======== Exercise material
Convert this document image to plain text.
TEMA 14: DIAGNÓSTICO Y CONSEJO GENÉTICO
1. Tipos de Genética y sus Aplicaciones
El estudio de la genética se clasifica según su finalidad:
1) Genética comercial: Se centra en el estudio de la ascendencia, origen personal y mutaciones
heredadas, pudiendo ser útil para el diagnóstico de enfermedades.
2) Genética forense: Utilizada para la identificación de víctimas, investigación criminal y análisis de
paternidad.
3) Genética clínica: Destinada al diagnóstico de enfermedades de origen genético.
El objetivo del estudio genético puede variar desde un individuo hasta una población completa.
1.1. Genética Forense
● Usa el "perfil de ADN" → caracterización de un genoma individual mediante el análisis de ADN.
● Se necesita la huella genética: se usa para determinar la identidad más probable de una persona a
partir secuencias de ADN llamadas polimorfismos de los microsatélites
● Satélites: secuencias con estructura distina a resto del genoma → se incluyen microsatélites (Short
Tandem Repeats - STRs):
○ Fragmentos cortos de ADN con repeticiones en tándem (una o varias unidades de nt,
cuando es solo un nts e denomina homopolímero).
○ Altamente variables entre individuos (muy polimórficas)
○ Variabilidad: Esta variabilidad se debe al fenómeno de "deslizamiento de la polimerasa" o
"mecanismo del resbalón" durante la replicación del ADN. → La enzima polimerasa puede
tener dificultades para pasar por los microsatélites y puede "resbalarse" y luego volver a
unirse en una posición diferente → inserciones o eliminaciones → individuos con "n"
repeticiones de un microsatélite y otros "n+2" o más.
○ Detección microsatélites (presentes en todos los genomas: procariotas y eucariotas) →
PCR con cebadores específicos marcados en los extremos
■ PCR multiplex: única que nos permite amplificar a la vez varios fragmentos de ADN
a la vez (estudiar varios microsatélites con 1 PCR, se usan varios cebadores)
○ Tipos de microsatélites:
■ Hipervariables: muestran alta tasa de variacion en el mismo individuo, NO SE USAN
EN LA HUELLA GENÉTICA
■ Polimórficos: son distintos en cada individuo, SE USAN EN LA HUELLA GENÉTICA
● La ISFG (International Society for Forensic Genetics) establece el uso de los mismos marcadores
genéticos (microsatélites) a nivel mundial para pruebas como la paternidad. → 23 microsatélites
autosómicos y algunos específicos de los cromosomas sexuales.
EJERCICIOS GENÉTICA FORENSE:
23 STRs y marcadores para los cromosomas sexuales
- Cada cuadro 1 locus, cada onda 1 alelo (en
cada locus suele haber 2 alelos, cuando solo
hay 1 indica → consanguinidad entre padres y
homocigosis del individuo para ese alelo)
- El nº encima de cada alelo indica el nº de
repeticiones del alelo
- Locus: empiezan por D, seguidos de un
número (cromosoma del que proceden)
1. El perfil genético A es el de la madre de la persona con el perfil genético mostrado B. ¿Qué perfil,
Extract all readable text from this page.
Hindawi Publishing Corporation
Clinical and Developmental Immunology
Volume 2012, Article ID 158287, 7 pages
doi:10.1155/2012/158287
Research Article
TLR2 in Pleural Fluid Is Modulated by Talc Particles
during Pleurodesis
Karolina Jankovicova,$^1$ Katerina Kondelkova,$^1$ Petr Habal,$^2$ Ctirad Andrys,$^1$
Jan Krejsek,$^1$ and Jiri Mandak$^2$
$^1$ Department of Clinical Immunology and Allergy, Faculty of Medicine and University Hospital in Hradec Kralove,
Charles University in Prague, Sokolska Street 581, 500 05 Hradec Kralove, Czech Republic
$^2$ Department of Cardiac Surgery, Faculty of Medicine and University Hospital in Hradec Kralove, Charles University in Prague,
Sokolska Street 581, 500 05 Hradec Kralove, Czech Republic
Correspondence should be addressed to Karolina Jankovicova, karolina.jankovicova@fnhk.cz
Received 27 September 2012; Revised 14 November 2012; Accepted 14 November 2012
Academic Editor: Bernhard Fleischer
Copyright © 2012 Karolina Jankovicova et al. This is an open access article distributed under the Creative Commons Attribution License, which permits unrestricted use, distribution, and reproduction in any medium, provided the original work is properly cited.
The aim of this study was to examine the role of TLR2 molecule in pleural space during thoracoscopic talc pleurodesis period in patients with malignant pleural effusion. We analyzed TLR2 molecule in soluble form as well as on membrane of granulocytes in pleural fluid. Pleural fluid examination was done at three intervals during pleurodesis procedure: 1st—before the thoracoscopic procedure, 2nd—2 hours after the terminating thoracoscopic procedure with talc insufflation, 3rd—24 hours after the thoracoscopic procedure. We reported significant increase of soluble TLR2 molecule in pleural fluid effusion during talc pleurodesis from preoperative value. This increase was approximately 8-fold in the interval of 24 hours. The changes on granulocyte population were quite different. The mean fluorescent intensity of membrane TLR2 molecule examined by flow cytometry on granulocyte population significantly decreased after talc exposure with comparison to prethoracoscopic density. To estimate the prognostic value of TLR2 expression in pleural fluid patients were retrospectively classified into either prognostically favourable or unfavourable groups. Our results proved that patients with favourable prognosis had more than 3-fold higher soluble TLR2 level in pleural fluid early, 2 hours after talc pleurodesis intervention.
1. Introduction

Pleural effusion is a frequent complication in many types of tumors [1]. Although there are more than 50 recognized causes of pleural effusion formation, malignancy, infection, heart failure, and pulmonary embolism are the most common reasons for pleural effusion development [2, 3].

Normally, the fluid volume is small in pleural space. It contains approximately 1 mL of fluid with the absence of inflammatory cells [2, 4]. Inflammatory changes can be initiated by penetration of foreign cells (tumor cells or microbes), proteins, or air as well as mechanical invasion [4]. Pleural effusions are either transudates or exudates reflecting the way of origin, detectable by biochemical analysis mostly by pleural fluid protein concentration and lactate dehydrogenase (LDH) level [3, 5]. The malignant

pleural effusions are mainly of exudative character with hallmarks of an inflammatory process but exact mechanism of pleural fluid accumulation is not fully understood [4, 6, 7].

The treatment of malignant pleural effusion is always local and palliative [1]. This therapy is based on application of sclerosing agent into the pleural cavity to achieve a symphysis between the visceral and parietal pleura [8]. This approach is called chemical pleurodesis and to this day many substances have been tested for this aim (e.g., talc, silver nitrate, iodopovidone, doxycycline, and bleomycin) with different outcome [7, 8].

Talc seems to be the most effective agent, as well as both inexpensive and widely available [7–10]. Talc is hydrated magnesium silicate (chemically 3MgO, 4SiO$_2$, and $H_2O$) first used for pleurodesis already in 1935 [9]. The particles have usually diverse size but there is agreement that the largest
================
Exercise instructions ▸ Every entry must be quoted exactly as it appears above.

Answer box ▸
Convert this document image to plain text.
TEMA 14: DIAGNÓSTICO Y CONSEJO GENÉTICO
1. Tipos de Genética y sus Aplicaciones
El estudio de la genética se clasifica según su finalidad:
1) Genética comercial: Se centra en el estudio de la ascendencia, origen personal y mutaciones
heredadas, pudiendo ser útil para el diagnóstico de enfermedades.
2) Genética forense: Utilizada para la identificación de víctimas, investigación criminal y análisis de
paternidad.
3) Genética clínica: Destinada al diagnóstico de enfermedades de origen genético.
El objetivo del estudio genético puede variar desde un individuo hasta una población completa.
1.1. Genética Forense
● Usa el "perfil de ADN" → caracterización de un genoma individual mediante el análisis de ADN.
● Se necesita la huella genética: se usa para determinar la identidad más probable de una persona a
partir secuencias de ADN llamadas polimorfismos de los microsatélites
● Satélites: secuencias con estructura distina a resto del genoma → se incluyen microsatélites (Short
Tandem Repeats - STRs):
○ Fragmentos cortos de ADN con repeticiones en tándem (una o varias unidades de nt,
cuando es solo un nts e denomina homopolímero).
○ Altamente variables entre individuos (muy polimórficas)
○ Variabilidad: Esta variabilidad se debe al fenómeno de "deslizamiento de la polimerasa" o
"mecanismo del resbalón" durante la replicación del ADN. → La enzima polimerasa puede
tener dificultades para pasar por los microsatélites y puede "resbalarse" y luego volver a
unirse en una posición diferente → inserciones o eliminaciones → individuos con "n"
repeticiones de un microsatélite y otros "n+2" o más.
○ Detección microsatélites (presentes en todos los genomas: procariotas y eucariotas) →
PCR con cebadores específicos marcados en los extremos
■ PCR multiplex: única que nos permite amplificar a la vez varios fragmentos de ADN
a la vez (estudiar varios microsatélites con 1 PCR, se usan varios cebadores)
○ Tipos de microsatélites:
■ Hipervariables: muestran alta tasa de variacion en el mismo individuo, NO SE USAN
EN LA HUELLA GENÉTICA
■ Polimórficos: son distintos en cada individuo, SE USAN EN LA HUELLA GENÉTICA
● La ISFG (International Society for Forensic Genetics) establece el uso de los mismos marcadores
genéticos (microsatélites) a nivel mundial para pruebas como la paternidad. → 23 microsatélites
autosómicos y algunos específicos de los cromosomas sexuales.
EJERCICIOS GENÉTICA FORENSE:
23 STRs y marcadores para los cromosomas sexuales
- Cada cuadro 1 locus, cada onda 1 alelo (en
cada locus suele haber 2 alelos, cuando solo
hay 1 indica → consanguinidad entre padres y
homocigosis del individuo para ese alelo)
- El nº encima de cada alelo indica el nº de
repeticiones del alelo
- Locus: empiezan por D, seguidos de un
número (cromosoma del que proceden)
1. El perfil genético A es el de la madre de la persona con el perfil genético mostrado B. ¿Qué perfil,
Extract all readable text from this page.
Hindawi Publishing Corporation
Clinical and Developmental Immunology
Volume 2012, Article ID 158287, 7 pages
doi:10.1155/2012/158287
Research Article
TLR2 in Pleural Fluid Is Modulated by Talc Particles
during Pleurodesis
Karolina Jankovicova,$^1$ Katerina Kondelkova,$^1$ Petr Habal,$^2$ Ctirad Andrys,$^1$
Jan Krejsek,$^1$ and Jiri Mandak$^2$
$^1$ Department of Clinical Immunology and Allergy, Faculty of Medicine and University Hospital in Hradec Kralove,
Charles University in Prague, Sokolska Street 581, 500 05 Hradec Kralove, Czech Republic
$^2$ Department of Cardiac Surgery, Faculty of Medicine and University Hospital in Hradec Kralove, Charles University in Prague,
Sokolska Street 581, 500 05 Hradec Kralove, Czech Republic
Correspondence should be addressed to Karolina Jankovicova, karolina.jankovicova@fnhk.cz
Received 27 September 2012; Revised 14 November 2012; Accepted 14 November 2012
Academic Editor: Bernhard Fleischer
Copyright © 2012 Karolina Jankovicova et al. This is an open access article distributed under the Creative Commons Attribution License, which permits unrestricted use, distribution, and reproduction in any medium, provided the original work is properly cited.
The aim of this study was to examine the role of TLR2 molecule in pleural space during thoracoscopic talc pleurodesis period in patients with malignant pleural effusion. We analyzed TLR2 molecule in soluble form as well as on membrane of granulocytes in pleural fluid. Pleural fluid examination was done at three intervals during pleurodesis procedure: 1st—before the thoracoscopic procedure, 2nd—2 hours after the terminating thoracoscopic procedure with talc insufflation, 3rd—24 hours after the thoracoscopic procedure. We reported significant increase of soluble TLR2 molecule in pleural fluid effusion during talc pleurodesis from preoperative value. This increase was approximately 8-fold in the interval of 24 hours. The changes on granulocyte population were quite different. The mean fluorescent intensity of membrane TLR2 molecule examined by flow cytometry on granulocyte population significantly decreased after talc exposure with comparison to prethoracoscopic density. To estimate the prognostic value of TLR2 expression in pleural fluid patients were retrospectively classified into either prognostically favourable or unfavourable groups. Our results proved that patients with favourable prognosis had more than 3-fold higher soluble TLR2 level in pleural fluid early, 2 hours after talc pleurodesis intervention.
1. Introduction

Pleural effusion is a frequent complication in many types of tumors [1]. Although there are more than 50 recognized causes of pleural effusion formation, malignancy, infection, heart failure, and pulmonary embolism are the most common reasons for pleural effusion development [2, 3].

Normally, the fluid volume is small in pleural space. It contains approximately 1 mL of fluid with the absence of inflammatory cells [2, 4]. Inflammatory changes can be initiated by penetration of foreign cells (tumor cells or microbes), proteins, or air as well as mechanical invasion [4]. Pleural effusions are either transudates or exudates reflecting the way of origin, detectable by biochemical analysis mostly by pleural fluid protein concentration and lactate dehydrogenase (LDH) level [3, 5]. The malignant

pleural effusions are mainly of exudative character with hallmarks of an inflammatory process but exact mechanism of pleural fluid accumulation is not fully understood [4, 6, 7].

The treatment of malignant pleural effusion is always local and palliative [1]. This therapy is based on application of sclerosing agent into the pleural cavity to achieve a symphysis between the visceral and parietal pleura [8]. This approach is called chemical pleurodesis and to this day many substances have been tested for this aim (e.g., talc, silver nitrate, iodopovidone, doxycycline, and bleomycin) with different outcome [7, 8].

Talc seems to be the most effective agent, as well as both inexpensive and widely available [7–10]. Talc is hydrated magnesium silicate (chemically 3MgO, 4SiO$_2$, and $H_2O$) first used for pleurodesis already in 1935 [9]. The particles have usually diverse size but there is agreement that the largest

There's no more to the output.